Among the lines below, count those with "mantissa". Give the total alone.

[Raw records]
START
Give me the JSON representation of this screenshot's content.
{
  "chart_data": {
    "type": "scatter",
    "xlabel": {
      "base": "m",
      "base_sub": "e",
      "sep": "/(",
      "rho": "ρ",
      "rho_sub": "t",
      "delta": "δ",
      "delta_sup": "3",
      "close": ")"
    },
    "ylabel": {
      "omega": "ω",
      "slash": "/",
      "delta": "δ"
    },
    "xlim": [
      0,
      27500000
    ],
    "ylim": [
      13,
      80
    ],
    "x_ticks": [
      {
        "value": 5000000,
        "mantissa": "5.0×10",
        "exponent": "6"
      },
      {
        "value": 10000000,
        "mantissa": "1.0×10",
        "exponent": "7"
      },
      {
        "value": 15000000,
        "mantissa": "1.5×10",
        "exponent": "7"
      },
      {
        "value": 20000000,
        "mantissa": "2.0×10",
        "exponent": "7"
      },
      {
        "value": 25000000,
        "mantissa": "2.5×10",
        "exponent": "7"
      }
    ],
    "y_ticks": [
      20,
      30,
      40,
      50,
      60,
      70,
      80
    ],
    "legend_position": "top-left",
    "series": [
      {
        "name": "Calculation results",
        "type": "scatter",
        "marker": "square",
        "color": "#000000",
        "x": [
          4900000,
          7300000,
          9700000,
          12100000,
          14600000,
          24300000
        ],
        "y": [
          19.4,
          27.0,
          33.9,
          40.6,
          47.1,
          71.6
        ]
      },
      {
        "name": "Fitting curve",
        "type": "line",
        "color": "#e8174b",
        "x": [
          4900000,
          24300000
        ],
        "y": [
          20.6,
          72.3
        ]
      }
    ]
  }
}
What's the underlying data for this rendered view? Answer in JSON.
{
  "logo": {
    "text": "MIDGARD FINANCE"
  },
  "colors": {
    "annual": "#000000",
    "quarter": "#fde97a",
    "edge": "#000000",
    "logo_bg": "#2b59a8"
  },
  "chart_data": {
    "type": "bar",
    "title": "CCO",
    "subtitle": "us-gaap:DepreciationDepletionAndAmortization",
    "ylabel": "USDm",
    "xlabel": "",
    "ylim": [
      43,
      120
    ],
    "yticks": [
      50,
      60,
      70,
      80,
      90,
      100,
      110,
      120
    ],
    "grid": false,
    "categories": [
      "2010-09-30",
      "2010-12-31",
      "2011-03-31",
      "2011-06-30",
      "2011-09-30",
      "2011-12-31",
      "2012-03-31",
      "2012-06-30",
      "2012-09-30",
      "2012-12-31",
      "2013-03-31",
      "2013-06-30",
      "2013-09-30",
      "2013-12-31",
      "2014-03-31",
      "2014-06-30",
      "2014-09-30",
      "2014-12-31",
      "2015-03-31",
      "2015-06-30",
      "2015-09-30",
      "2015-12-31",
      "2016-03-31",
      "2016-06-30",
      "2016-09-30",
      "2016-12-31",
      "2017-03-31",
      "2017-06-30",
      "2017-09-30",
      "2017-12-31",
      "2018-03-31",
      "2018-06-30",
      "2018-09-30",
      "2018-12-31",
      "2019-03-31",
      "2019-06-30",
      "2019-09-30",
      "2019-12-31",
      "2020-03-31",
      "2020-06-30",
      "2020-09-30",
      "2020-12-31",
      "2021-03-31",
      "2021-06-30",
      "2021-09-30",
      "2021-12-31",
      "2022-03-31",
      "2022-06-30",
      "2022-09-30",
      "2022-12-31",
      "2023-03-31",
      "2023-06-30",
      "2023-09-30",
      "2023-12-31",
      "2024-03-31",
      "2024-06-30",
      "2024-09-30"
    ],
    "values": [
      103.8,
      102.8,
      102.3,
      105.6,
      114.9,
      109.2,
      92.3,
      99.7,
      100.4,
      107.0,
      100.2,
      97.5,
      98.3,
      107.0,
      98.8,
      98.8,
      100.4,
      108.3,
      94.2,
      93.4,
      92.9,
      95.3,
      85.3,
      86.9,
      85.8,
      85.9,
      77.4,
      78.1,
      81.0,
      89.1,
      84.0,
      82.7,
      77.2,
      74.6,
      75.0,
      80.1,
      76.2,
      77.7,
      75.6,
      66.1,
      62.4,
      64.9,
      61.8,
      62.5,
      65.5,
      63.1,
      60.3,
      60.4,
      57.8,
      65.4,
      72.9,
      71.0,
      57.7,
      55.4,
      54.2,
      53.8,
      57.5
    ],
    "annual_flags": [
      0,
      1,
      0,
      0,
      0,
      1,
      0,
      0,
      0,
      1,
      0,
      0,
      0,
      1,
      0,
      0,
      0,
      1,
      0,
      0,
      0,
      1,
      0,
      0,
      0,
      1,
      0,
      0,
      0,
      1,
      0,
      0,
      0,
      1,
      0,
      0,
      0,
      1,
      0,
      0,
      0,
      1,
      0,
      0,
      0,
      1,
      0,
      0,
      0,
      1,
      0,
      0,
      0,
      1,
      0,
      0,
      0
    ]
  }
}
END
**RESPONSE TO THIS TASK**.
5